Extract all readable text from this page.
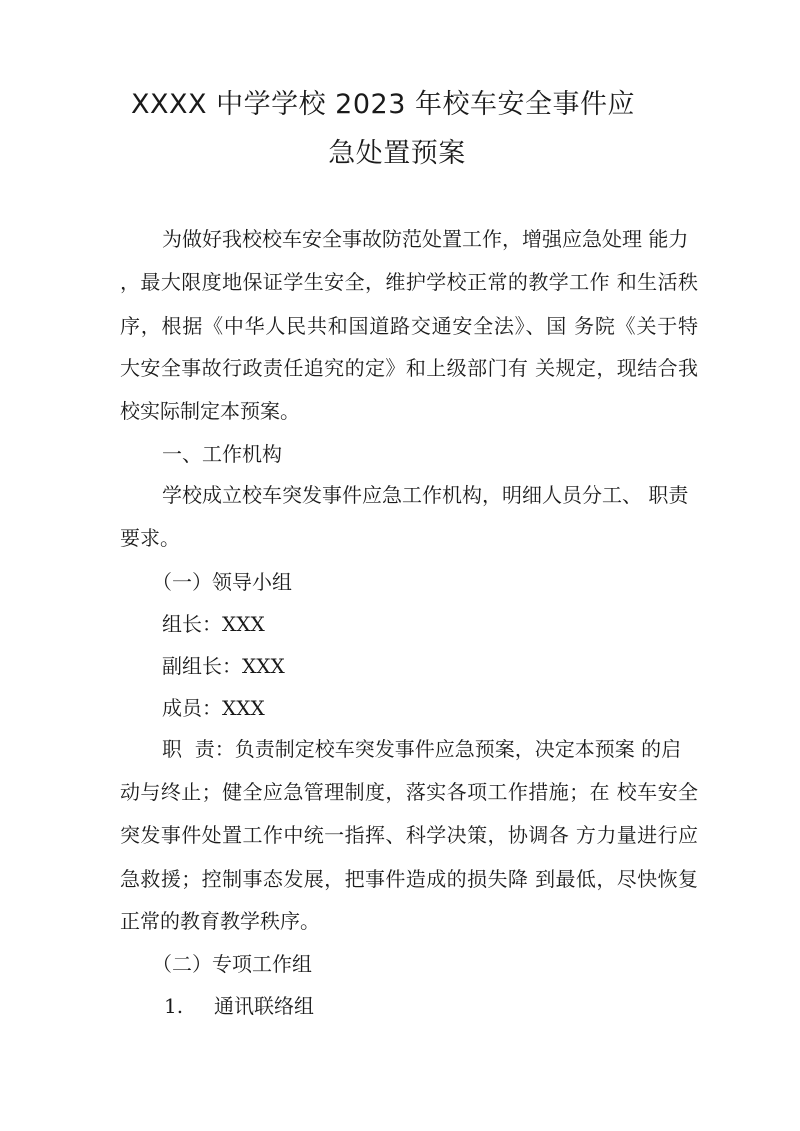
XXXX 中学学校 2023 年校车安全事件应
急处置预案
为做好我校校车安全事故防范处置工作，增强应急处理 能力
，最大限度地保证学生安全，维护学校正常的教学工作 和生活秩
序，根据《中华人民共和国道路交通安全法》、国 务院《关于特
大安全事故行政责任追究的定》和上级部门有 关规定，现结合我
校实际制定本预案。
一、工作机构
学校成立校车突发事件应急工作机构，明细人员分工、 职责
要求。
（一）领导小组
组长：XXX
副组长：XXX
成员：XXX
职  责：负责制定校车突发事件应急预案，决定本预案 的启
动与终止；健全应急管理制度，落实各项工作措施；在 校车安全
突发事件处置工作中统一指挥、科学决策，协调各 方力量进行应
急救援；控制事态发展，把事件造成的损失降 到最低，尽快恢复
正常的教育教学秩序。
（二）专项工作组
1. 通讯联络组
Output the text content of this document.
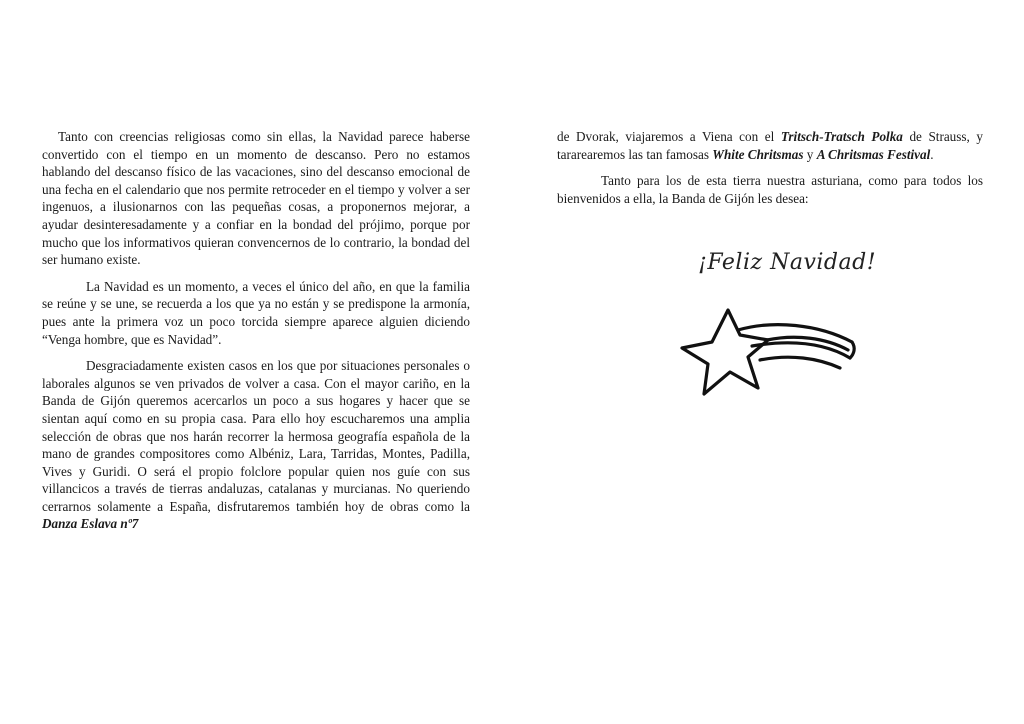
Tanto con creencias religiosas como sin ellas, la Navidad parece haberse convertido con el tiempo en un momento de descanso. Pero no estamos hablando del descanso físico de las vacaciones, sino del descanso emocional de una fecha en el calendario que nos permite retroceder en el tiempo y volver a ser ingenuos, a ilusionarnos con las pequeñas cosas, a proponernos mejorar, a ayudar desinteresadamente y a confiar en la bondad del prójimo, porque por mucho que los informativos quieran convencernos de lo contrario, la bondad del ser humano existe.

La Navidad es un momento, a veces el único del año, en que la familia se reúne y se une, se recuerda a los que ya no están y se predispone la armonía, pues ante la primera voz un poco torcida siempre aparece alguien diciendo “Venga hombre, que es Navidad”.

Desgraciadamente existen casos en los que por situaciones personales o laborales algunos se ven privados de volver a casa. Con el mayor cariño, en la Banda de Gijón queremos acercarlos un poco a sus hogares y hacer que se sientan aquí como en su propia casa. Para ello hoy escucharemos una amplia selección de obras que nos harán recorrer la hermosa geografía española de la mano de grandes compositores como Albéniz, Lara, Tarridas, Montes, Padilla, Vives y Guridi. O será el propio folclore popular quien nos guíe con sus villancicos a través de tierras andaluzas, catalanas y murcianas. No queriendo cerrarnos solamente a España, disfrutaremos también hoy de obras como la Danza Eslava nº7

de Dvorak, viajaremos a Viena con el Tritsch-Tratsch Polka de Strauss, y tararearemos las tan famosas White Chritsmas y A Chritsmas Festival.

Tanto para los de esta tierra nuestra asturiana, como para todos los bienvenidos a ella, la Banda de Gijón les desea:

¡Feliz Navidad!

**DIRECTIVE**: Lines of the listing that contain the word "Navidad" are to be counted; report only their number.

**CORRECT RESULT**: 3